(Dataset records)

**********

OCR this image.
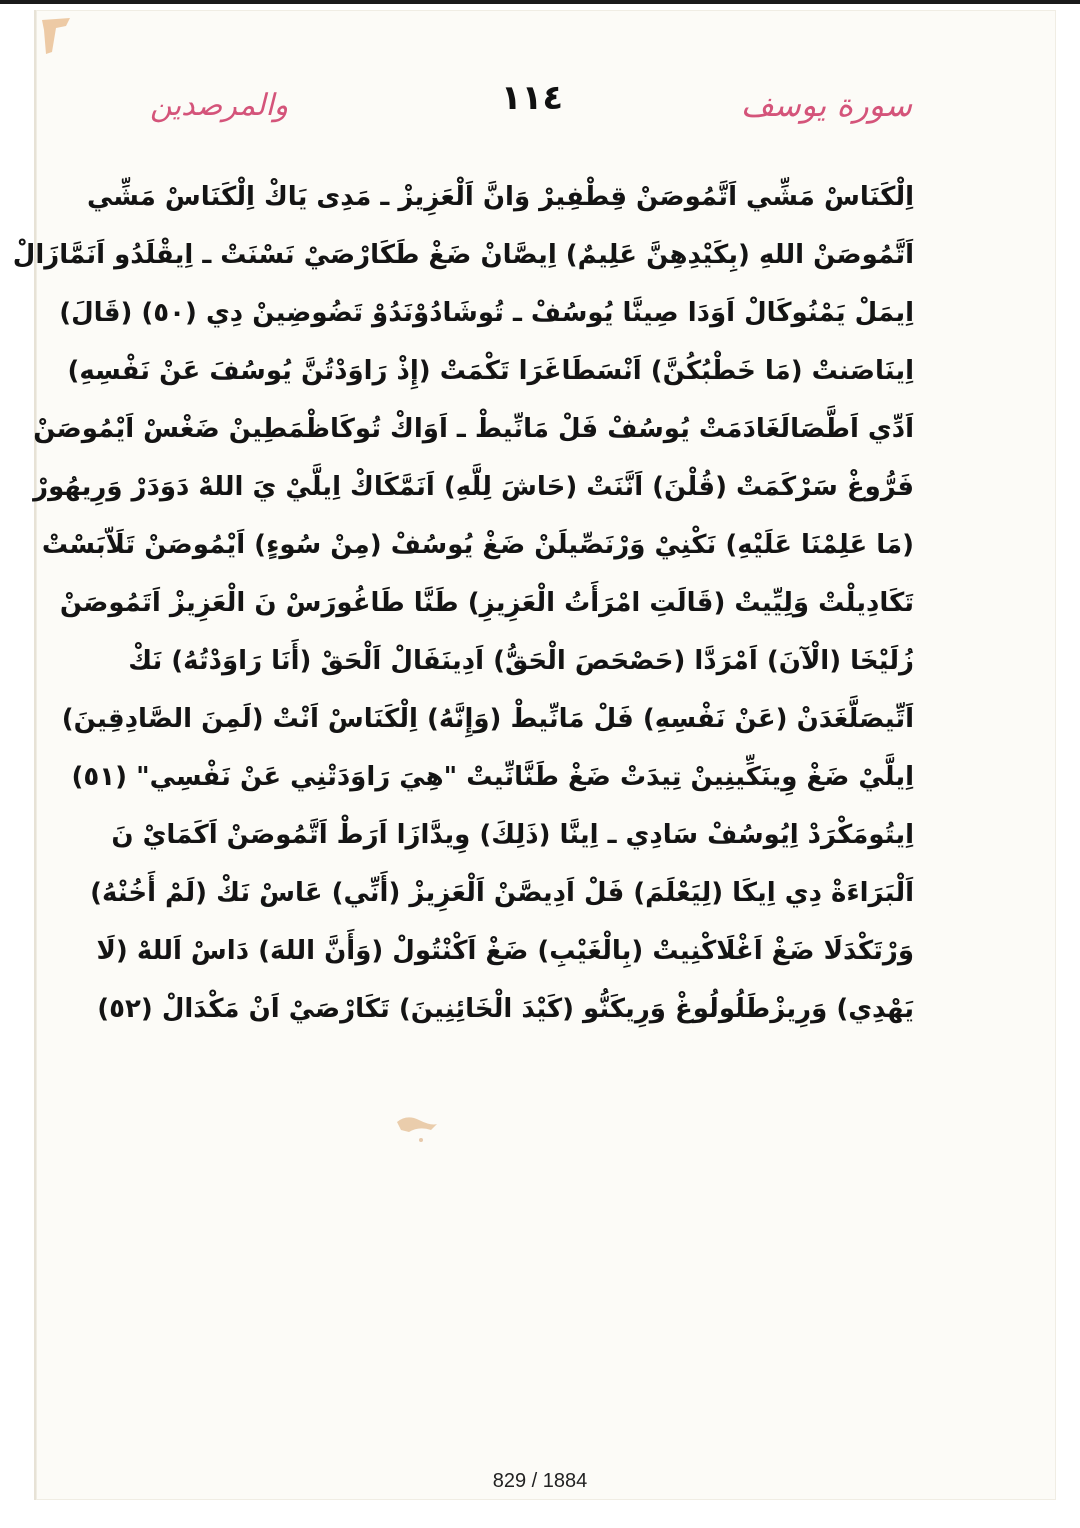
والمرصدين	١١٤	سورة يوسف
اِلْكَنَاسْ مَشِّي اَتَّمُوصَنْ قِطْفِيرْ وَانَّ اَلْعَزِيزْ ـ مَدِى يَاكْ اِلْكَنَاسْ مَشِّي
اَتَّمُوصَنْ اللهِ (بِكَيْدِهِنَّ عَلِيمٌ) اِيصَّانْ ضَغْ طَكَارْصَيْ نَسْنَتْ ـ اِيقْلَدُو اَنَمَّازَالْ
اِيمَلْ يَمْنُوكَالْ اَوَدَا صِينَّا يُوسُفْ ـ تُوشَادُوْنَدُوْ تَضُوضِينْ دِي (٥٠) (قَالَ)
اِينَاصَنتْ (مَا خَطْبُكُنَّ) اَنْسَطَاغَرَا تَكْمَتْ (إِذْ رَاوَدْتُنَّ يُوسُفَ عَنْ نَفْسِهِ)
اَدِّي اَطَّصَالَغَادَمَتْ يُوسُفْ فَلْ مَانِّيطْ ـ اَوَاكْ تُوكَاظْمَطِينْ ضَغْسْ اَيْمُوصَنْ
فَرُّوغْ سَرْكَمَتْ (قُلْنَ) اَنَّنَتْ (حَاشَ لِلَّهِ) اَنَمَّكَاكْ اِيلَّيْ يَ اللهْ دَوَدَرْ وَرِيهُورْ
(مَا عَلِمْنَا عَلَيْهِ) نَكْنِيْ وَرْنَصِّيلَنْ ضَغْ يُوسُفْ (مِنْ سُوءٍ) اَيْمُوصَنْ تَلَاّبَسْتْ
تَكَادِيلْتْ وَلِيِّيتْ (قَالَتِ امْرَأَتُ الْعَزِيزِ) طَنَّا طَاغُورَسْ نَ الْعَزِيزْ اَتَمُوصَنْ
زُلَيْخَا (الْآنَ) اَمْرَدَّا (حَصْحَصَ الْحَقُّ) اَدِينَفَالْ اَلْحَقْ (أَنَا رَاوَدْتُهُ) نَكْ
اَتِّيصَلَّغَدَنْ (عَنْ نَفْسِهِ) فَلْ مَانِّيطْ (وَإِنَّهُ) اِلْكَنَاسْ اَنْتْ (لَمِنَ الصَّادِقِينَ)
اِيلَّيْ ضَغْ وِينَكِّينِينْ تِيدَتْ ضَغْ طَنَّانِّيتْ "هِيَ رَاوَدَتْنِي عَنْ نَفْسِي" (٥١)
اِيتُومَكْرَدْ اِيُوسُفْ سَادِي ـ اِينَّا (ذَلِكَ) وِيدَّازَا اَرَطْ اَتَّمُوصَنْ اَكَمَايْ نَ
اَلْبَرَاءَةْ دِي اِيكَا (لِيَعْلَمَ) فَلْ اَدِيصَّنْ اَلْعَزِيزْ (أَنِّي) عَاسْ نَكْ (لَمْ أَخُنْهُ)
وَرْتَكْدَلَا ضَغْ اَغْلَاكْنِيتْ (بِالْغَيْبِ) ضَغْ اَكْنْتُولْ (وَأَنَّ اللهَ) دَاسْ اَللهْ (لَا
يَهْدِي) وَرِيزْطَلُولُوغْ وَرِيكَنُّو (كَيْدَ الْخَائِنِينَ) تَكَارْصَيْ اَنْ مَكْدَالْ (٥٢)
829 / 1884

**********

## Work to complete
Write out each line again precisely as it appears, skipping every picture.

## Full response
OCR this image.
والمرصدين	١١٤	سورة يوسف
اِلْكَنَاسْ مَشِّي اَتَّمُوصَنْ قِطْفِيرْ وَانَّ اَلْعَزِيزْ ـ مَدِى يَاكْ اِلْكَنَاسْ مَشِّي
اَتَّمُوصَنْ اللهِ (بِكَيْدِهِنَّ عَلِيمٌ) اِيصَّانْ ضَغْ طَكَارْصَيْ نَسْنَتْ ـ اِيقْلَدُو اَنَمَّازَالْ
اِيمَلْ يَمْنُوكَالْ اَوَدَا صِينَّا يُوسُفْ ـ تُوشَادُوْنَدُوْ تَضُوضِينْ دِي (٥٠) (قَالَ)
اِينَاصَنتْ (مَا خَطْبُكُنَّ) اَنْسَطَاغَرَا تَكْمَتْ (إِذْ رَاوَدْتُنَّ يُوسُفَ عَنْ نَفْسِهِ)
اَدِّي اَطَّصَالَغَادَمَتْ يُوسُفْ فَلْ مَانِّيطْ ـ اَوَاكْ تُوكَاظْمَطِينْ ضَغْسْ اَيْمُوصَنْ
فَرُّوغْ سَرْكَمَتْ (قُلْنَ) اَنَّنَتْ (حَاشَ لِلَّهِ) اَنَمَّكَاكْ اِيلَّيْ يَ اللهْ دَوَدَرْ وَرِيهُورْ
(مَا عَلِمْنَا عَلَيْهِ) نَكْنِيْ وَرْنَصِّيلَنْ ضَغْ يُوسُفْ (مِنْ سُوءٍ) اَيْمُوصَنْ تَلَاّبَسْتْ
تَكَادِيلْتْ وَلِيِّيتْ (قَالَتِ امْرَأَتُ الْعَزِيزِ) طَنَّا طَاغُورَسْ نَ الْعَزِيزْ اَتَمُوصَنْ
زُلَيْخَا (الْآنَ) اَمْرَدَّا (حَصْحَصَ الْحَقُّ) اَدِينَفَالْ اَلْحَقْ (أَنَا رَاوَدْتُهُ) نَكْ
اَتِّيصَلَّغَدَنْ (عَنْ نَفْسِهِ) فَلْ مَانِّيطْ (وَإِنَّهُ) اِلْكَنَاسْ اَنْتْ (لَمِنَ الصَّادِقِينَ)
اِيلَّيْ ضَغْ وِينَكِّينِينْ تِيدَتْ ضَغْ طَنَّانِّيتْ "هِيَ رَاوَدَتْنِي عَنْ نَفْسِي" (٥١)
اِيتُومَكْرَدْ اِيُوسُفْ سَادِي ـ اِينَّا (ذَلِكَ) وِيدَّازَا اَرَطْ اَتَّمُوصَنْ اَكَمَايْ نَ
اَلْبَرَاءَةْ دِي اِيكَا (لِيَعْلَمَ) فَلْ اَدِيصَّنْ اَلْعَزِيزْ (أَنِّي) عَاسْ نَكْ (لَمْ أَخُنْهُ)
وَرْتَكْدَلَا ضَغْ اَغْلَاكْنِيتْ (بِالْغَيْبِ) ضَغْ اَكْنْتُولْ (وَأَنَّ اللهَ) دَاسْ اَللهْ (لَا
يَهْدِي) وَرِيزْطَلُولُوغْ وَرِيكَنُّو (كَيْدَ الْخَائِنِينَ) تَكَارْصَيْ اَنْ مَكْدَالْ (٥٢)
829 / 1884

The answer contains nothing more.